* **GOAL**:
Print every entry, word for word, and skip the images.

* **MATERIAL TO PROCESS**:
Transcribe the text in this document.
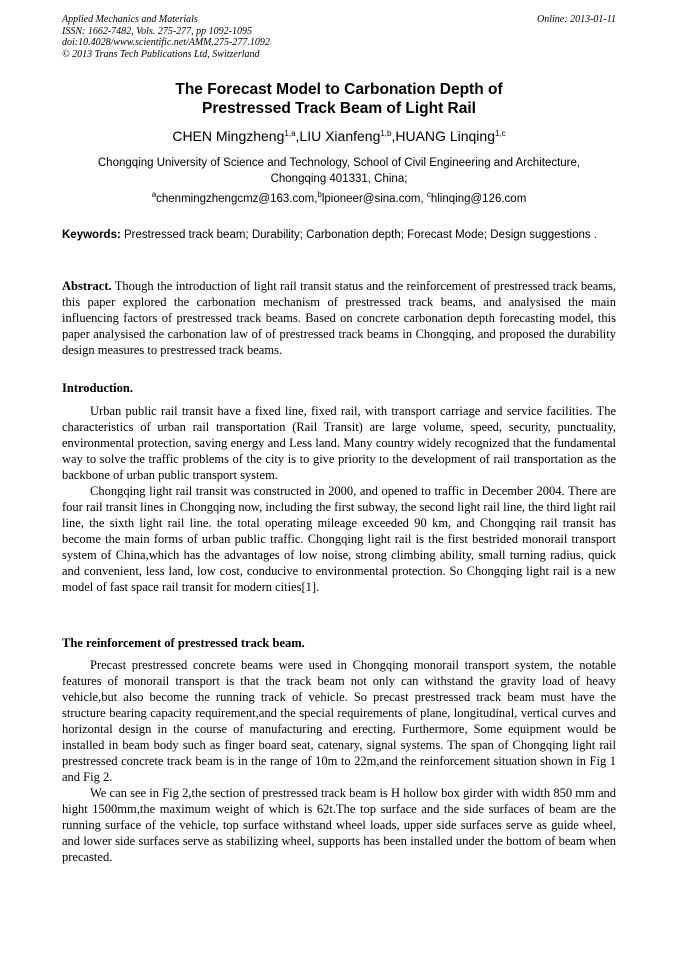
Applied Mechanics and Materials
ISSN: 1662-7482, Vols. 275-277, pp 1092-1095
doi:10.4028/www.scientific.net/AMM.275-277.1092
© 2013 Trans Tech Publications Ltd, Switzerland
Online: 2013-01-11
The Forecast Model to Carbonation Depth of
Prestressed Track Beam of Light Rail
CHEN Mingzheng$^{1,a}$,LIU Xianfeng$^{1,b}$,HUANG Linqing$^{1,c}$
Chongqing University of Science and Technology, School of Civil Engineering and Architecture,
Chongqing 401331, China;
$^a$chenmingzhengcmz@163.com,$^b$lpioneer@sina.com, $^c$hlinqing@126.com
Keywords: Prestressed track beam; Durability; Carbonation depth; Forecast Mode; Design suggestions .

Abstract. Though the introduction of light rail transit status and the reinforcement of prestressed track beams, this paper explored the carbonation mechanism of prestressed track beams, and analysised the main influencing factors of prestressed track beams. Based on concrete carbonation depth forecasting model, this paper analysised the carbonation law of of prestressed track beams in Chongqing, and proposed the durability design measures to prestressed track beams.

Introduction.

Urban public rail transit have a fixed line, fixed rail, with transport carriage and service facilities. The characteristics of urban rail transportation (Rail Transit) are large volume, speed, security, punctuality, environmental protection, saving energy and Less land. Many country widely recognized that the fundamental way to solve the traffic problems of the city is to give priority to the development of rail transportation as the backbone of urban public transport system.

Chongqing light rail transit was constructed in 2000, and opened to traffic in December 2004. There are four rail transit lines in Chongqing now, including the first subway, the second light rail line, the third light rail line, the sixth light rail line. the total operating mileage exceeded 90 km, and Chongqing rail transit has become the main forms of urban public traffic. Chongqing light rail is the first bestrided monorail transport system of China,which has the advantages of low noise, strong climbing ability, small turning radius, quick and convenient, less land, low cost, conducive to environmental protection. So Chongqing light rail is a new model of fast space rail transit for modern cities[1].

The reinforcement of prestressed track beam.

Precast prestressed concrete beams were used in Chongqing monorail transport system, the notable features of monorail transport is that the track beam not only can withstand the gravity load of heavy vehicle,but also become the running track of vehicle. So precast prestressed track beam must have the structure bearing capacity requirement,and the special requirements of plane, longitudinal, vertical curves and horizontal design in the course of manufacturing and erecting. Furthermore, Some equipment would be installed in beam body such as finger board seat, catenary, signal systems. The span of Chongqing light rail prestressed concrete track beam is in the range of 10m to 22m,and the reinforcement situation shown in Fig 1 and Fig 2.

We can see in Fig 2,the section of prestressed track beam is H hollow box girder with width 850 mm and hight 1500mm,the maximum weight of which is 62t.The top surface and the side surfaces of beam are the running surface of the vehicle, top surface withstand wheel loads, upper side surfaces serve as guide wheel, and lower side surfaces serve as stabilizing wheel, supports has been installed under the bottom of beam when precasted.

* **FULL ANSWER**:
Transcribe the text in this document.
Applied Mechanics and Materials
ISSN: 1662-7482, Vols. 275-277, pp 1092-1095
doi:10.4028/www.scientific.net/AMM.275-277.1092
© 2013 Trans Tech Publications Ltd, Switzerland
Online: 2013-01-11
The Forecast Model to Carbonation Depth of
Prestressed Track Beam of Light Rail
CHEN Mingzheng$^{1,a}$,LIU Xianfeng$^{1,b}$,HUANG Linqing$^{1,c}$
Chongqing University of Science and Technology, School of Civil Engineering and Architecture,
Chongqing 401331, China;
$^a$chenmingzhengcmz@163.com,$^b$lpioneer@sina.com, $^c$hlinqing@126.com
Keywords: Prestressed track beam; Durability; Carbonation depth; Forecast Mode; Design suggestions .

Abstract. Though the introduction of light rail transit status and the reinforcement of prestressed track beams, this paper explored the carbonation mechanism of prestressed track beams, and analysised the main influencing factors of prestressed track beams. Based on concrete carbonation depth forecasting model, this paper analysised the carbonation law of of prestressed track beams in Chongqing, and proposed the durability design measures to prestressed track beams.

Introduction.

Urban public rail transit have a fixed line, fixed rail, with transport carriage and service facilities. The characteristics of urban rail transportation (Rail Transit) are large volume, speed, security, punctuality, environmental protection, saving energy and Less land. Many country widely recognized that the fundamental way to solve the traffic problems of the city is to give priority to the development of rail transportation as the backbone of urban public transport system.

Chongqing light rail transit was constructed in 2000, and opened to traffic in December 2004. There are four rail transit lines in Chongqing now, including the first subway, the second light rail line, the third light rail line, the sixth light rail line. the total operating mileage exceeded 90 km, and Chongqing rail transit has become the main forms of urban public traffic. Chongqing light rail is the first bestrided monorail transport system of China,which has the advantages of low noise, strong climbing ability, small turning radius, quick and convenient, less land, low cost, conducive to environmental protection. So Chongqing light rail is a new model of fast space rail transit for modern cities[1].

The reinforcement of prestressed track beam.

Precast prestressed concrete beams were used in Chongqing monorail transport system, the notable features of monorail transport is that the track beam not only can withstand the gravity load of heavy vehicle,but also become the running track of vehicle. So precast prestressed track beam must have the structure bearing capacity requirement,and the special requirements of plane, longitudinal, vertical curves and horizontal design in the course of manufacturing and erecting. Furthermore, Some equipment would be installed in beam body such as finger board seat, catenary, signal systems. The span of Chongqing light rail prestressed concrete track beam is in the range of 10m to 22m,and the reinforcement situation shown in Fig 1 and Fig 2.

We can see in Fig 2,the section of prestressed track beam is H hollow box girder with width 850 mm and hight 1500mm,the maximum weight of which is 62t.The top surface and the side surfaces of beam are the running surface of the vehicle, top surface withstand wheel loads, upper side surfaces serve as guide wheel, and lower side surfaces serve as stabilizing wheel, supports has been installed under the bottom of beam when precasted.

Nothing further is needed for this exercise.